» **Exercise task**:
Check each line of the material below for "upper", then copy the ones that contain it.

» **Chart and figure data**:
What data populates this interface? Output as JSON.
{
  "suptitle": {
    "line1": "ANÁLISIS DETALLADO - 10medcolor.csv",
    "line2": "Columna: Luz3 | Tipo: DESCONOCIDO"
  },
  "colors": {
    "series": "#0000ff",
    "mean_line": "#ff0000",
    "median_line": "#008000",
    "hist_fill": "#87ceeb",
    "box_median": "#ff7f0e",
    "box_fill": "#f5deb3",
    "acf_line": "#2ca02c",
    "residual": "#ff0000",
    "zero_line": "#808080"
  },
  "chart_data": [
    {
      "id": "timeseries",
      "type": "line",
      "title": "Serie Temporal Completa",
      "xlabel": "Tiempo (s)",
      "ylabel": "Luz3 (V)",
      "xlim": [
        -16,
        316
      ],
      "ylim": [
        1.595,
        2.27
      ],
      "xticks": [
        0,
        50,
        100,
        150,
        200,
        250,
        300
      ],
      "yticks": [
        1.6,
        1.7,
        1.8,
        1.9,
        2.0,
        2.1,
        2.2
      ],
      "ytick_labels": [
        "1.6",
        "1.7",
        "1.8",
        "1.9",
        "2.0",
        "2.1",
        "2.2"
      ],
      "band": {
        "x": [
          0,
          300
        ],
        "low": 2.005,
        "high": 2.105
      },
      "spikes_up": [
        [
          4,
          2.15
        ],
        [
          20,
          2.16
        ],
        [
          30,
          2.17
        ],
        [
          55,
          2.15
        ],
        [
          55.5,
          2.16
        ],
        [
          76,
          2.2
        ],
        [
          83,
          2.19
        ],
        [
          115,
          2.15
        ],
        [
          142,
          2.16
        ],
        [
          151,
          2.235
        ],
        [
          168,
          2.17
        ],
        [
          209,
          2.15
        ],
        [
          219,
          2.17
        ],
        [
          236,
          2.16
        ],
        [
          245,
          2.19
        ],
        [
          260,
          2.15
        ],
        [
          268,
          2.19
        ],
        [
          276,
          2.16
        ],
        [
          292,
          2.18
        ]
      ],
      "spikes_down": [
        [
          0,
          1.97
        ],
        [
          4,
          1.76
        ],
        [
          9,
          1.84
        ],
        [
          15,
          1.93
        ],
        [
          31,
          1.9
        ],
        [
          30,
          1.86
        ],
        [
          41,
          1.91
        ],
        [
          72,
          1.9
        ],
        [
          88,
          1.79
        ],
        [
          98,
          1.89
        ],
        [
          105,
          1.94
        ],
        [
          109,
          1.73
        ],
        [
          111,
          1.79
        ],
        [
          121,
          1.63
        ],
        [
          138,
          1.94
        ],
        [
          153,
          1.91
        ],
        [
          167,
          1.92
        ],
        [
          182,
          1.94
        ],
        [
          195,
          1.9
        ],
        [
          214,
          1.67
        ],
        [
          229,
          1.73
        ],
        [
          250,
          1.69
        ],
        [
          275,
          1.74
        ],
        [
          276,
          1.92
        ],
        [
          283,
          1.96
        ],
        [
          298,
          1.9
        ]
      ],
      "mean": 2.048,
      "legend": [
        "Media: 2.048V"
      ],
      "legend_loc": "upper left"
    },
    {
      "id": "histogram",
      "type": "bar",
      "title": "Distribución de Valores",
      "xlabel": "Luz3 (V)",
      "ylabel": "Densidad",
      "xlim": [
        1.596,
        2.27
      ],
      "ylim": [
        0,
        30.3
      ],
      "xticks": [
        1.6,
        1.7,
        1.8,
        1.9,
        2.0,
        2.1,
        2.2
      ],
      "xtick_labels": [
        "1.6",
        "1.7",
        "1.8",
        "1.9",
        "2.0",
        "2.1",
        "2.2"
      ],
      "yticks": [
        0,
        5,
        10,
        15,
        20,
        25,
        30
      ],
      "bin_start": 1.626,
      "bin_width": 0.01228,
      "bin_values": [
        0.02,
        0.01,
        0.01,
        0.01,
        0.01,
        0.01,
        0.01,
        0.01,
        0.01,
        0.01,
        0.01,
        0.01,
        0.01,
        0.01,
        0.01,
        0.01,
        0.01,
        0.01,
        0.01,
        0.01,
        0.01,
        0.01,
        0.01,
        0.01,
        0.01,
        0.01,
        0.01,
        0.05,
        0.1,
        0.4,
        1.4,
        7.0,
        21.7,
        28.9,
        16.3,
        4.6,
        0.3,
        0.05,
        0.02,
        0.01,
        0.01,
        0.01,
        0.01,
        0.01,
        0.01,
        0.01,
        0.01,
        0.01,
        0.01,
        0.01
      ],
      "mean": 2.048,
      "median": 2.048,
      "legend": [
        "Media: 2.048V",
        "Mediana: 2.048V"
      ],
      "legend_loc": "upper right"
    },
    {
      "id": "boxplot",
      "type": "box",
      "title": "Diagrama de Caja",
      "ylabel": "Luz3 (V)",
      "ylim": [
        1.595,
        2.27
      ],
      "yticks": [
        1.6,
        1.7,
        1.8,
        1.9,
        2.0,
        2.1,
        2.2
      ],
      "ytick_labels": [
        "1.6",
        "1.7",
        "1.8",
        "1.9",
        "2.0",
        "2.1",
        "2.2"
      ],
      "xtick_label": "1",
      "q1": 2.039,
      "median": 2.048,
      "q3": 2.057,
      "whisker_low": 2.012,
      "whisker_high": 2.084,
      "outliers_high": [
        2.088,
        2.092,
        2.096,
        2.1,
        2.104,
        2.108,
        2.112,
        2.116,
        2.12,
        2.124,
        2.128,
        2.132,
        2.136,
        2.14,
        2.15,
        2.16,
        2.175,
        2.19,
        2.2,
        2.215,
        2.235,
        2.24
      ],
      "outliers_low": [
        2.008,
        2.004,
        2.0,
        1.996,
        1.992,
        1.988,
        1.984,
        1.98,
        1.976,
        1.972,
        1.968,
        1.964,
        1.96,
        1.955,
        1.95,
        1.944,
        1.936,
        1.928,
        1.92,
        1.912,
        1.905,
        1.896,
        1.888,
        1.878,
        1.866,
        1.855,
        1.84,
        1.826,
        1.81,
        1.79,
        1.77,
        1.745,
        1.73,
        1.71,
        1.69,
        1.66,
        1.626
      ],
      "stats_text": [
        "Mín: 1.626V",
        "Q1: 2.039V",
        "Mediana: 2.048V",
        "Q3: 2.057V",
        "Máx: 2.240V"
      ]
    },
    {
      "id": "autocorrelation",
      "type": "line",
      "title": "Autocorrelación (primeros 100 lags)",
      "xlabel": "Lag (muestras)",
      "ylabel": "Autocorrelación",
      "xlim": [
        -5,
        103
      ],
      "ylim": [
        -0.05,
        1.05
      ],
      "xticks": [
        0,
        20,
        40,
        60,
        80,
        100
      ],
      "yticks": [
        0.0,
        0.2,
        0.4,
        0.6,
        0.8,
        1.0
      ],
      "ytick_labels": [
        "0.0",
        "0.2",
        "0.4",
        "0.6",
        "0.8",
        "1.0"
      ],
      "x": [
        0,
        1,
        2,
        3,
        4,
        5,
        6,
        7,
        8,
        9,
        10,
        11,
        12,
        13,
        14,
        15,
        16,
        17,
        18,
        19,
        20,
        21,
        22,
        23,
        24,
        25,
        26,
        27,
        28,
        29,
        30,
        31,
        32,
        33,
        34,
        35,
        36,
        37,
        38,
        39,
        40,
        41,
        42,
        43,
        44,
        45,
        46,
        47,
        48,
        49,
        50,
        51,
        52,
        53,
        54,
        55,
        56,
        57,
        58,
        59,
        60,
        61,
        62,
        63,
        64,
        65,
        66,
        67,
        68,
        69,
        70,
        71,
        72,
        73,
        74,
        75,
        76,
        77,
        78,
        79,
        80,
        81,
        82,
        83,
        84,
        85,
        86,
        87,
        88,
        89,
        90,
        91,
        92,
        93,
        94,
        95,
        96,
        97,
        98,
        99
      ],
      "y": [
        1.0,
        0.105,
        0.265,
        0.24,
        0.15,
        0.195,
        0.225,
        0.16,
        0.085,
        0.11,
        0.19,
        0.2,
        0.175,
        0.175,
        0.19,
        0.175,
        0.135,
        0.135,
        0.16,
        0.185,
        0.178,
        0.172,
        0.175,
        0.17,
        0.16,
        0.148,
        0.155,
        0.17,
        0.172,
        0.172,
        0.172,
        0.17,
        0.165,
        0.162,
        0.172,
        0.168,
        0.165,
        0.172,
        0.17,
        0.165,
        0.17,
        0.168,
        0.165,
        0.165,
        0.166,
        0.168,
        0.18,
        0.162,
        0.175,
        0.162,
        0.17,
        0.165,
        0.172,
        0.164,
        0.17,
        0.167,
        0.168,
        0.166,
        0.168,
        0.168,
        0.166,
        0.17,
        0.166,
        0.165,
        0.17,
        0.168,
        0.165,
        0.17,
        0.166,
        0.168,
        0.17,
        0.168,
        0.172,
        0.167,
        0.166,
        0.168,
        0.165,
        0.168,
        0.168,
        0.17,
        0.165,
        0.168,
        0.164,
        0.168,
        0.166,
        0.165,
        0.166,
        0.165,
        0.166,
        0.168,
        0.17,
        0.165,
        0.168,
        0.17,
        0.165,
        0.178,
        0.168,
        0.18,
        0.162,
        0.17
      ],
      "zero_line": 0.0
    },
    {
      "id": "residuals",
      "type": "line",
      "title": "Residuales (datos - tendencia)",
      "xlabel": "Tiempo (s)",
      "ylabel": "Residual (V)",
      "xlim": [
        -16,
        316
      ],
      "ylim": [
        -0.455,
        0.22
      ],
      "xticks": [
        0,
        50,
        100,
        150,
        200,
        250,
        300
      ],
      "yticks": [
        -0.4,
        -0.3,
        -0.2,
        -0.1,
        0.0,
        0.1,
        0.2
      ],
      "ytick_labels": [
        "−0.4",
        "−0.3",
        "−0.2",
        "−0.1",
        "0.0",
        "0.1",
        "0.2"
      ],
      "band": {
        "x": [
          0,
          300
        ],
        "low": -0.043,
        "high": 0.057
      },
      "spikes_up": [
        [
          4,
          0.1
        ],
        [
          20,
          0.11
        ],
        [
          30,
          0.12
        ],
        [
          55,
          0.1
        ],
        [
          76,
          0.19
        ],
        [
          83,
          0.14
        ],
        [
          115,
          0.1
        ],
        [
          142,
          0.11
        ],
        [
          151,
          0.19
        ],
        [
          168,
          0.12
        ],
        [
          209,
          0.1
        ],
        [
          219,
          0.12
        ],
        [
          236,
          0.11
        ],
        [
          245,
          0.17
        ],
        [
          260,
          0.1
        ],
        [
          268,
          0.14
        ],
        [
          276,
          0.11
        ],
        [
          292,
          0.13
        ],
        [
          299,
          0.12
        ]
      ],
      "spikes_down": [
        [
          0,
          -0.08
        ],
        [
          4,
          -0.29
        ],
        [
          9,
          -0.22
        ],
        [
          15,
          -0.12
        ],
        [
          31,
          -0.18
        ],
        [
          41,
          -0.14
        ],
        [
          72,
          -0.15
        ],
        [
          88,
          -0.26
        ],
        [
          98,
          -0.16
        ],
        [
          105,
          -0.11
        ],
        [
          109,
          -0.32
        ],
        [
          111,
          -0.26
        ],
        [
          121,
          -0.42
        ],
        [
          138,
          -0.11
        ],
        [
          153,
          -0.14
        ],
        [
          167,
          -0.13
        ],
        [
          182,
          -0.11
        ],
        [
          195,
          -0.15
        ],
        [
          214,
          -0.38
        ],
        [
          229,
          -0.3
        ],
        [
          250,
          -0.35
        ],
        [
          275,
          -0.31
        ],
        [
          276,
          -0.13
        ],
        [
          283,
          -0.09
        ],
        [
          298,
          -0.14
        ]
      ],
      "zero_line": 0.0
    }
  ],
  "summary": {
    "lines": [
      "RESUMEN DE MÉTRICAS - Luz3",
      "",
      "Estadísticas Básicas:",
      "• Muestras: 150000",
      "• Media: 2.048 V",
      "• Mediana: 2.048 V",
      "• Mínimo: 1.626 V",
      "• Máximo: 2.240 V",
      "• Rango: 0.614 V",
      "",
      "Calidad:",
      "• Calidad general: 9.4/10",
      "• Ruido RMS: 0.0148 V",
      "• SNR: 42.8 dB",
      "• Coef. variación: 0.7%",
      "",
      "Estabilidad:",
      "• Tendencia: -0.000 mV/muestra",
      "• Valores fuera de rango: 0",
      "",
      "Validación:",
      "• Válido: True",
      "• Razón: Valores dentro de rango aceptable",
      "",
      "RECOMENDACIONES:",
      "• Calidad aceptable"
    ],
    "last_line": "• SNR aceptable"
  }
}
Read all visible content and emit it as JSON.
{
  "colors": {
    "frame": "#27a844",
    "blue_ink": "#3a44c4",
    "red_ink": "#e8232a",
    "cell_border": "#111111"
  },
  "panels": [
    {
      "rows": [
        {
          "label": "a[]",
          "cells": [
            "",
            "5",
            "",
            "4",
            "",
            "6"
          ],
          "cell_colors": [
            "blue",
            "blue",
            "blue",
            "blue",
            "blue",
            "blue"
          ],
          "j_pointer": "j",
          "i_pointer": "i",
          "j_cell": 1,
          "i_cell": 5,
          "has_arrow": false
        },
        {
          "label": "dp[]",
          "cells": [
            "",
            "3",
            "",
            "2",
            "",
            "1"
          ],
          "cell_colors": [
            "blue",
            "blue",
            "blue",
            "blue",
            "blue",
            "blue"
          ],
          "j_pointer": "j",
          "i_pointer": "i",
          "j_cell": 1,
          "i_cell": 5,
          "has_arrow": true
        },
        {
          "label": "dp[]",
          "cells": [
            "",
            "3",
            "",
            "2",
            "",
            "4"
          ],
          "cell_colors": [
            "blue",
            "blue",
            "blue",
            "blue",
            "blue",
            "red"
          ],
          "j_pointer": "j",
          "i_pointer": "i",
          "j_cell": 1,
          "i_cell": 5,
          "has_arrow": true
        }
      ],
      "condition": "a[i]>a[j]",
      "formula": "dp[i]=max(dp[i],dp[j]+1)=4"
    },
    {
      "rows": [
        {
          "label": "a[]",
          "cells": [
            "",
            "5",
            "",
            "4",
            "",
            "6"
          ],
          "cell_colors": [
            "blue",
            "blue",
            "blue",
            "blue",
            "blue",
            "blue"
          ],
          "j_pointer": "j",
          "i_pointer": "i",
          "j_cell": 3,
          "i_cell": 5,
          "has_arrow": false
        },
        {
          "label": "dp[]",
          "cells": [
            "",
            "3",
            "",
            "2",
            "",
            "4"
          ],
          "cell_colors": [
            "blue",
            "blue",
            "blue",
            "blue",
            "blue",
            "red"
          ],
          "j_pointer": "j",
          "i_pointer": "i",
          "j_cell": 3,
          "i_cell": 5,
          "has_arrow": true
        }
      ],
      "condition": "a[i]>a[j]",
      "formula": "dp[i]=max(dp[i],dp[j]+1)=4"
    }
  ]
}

» **Response**:
      "legend_loc": "upper left"
      "legend_loc": "upper right"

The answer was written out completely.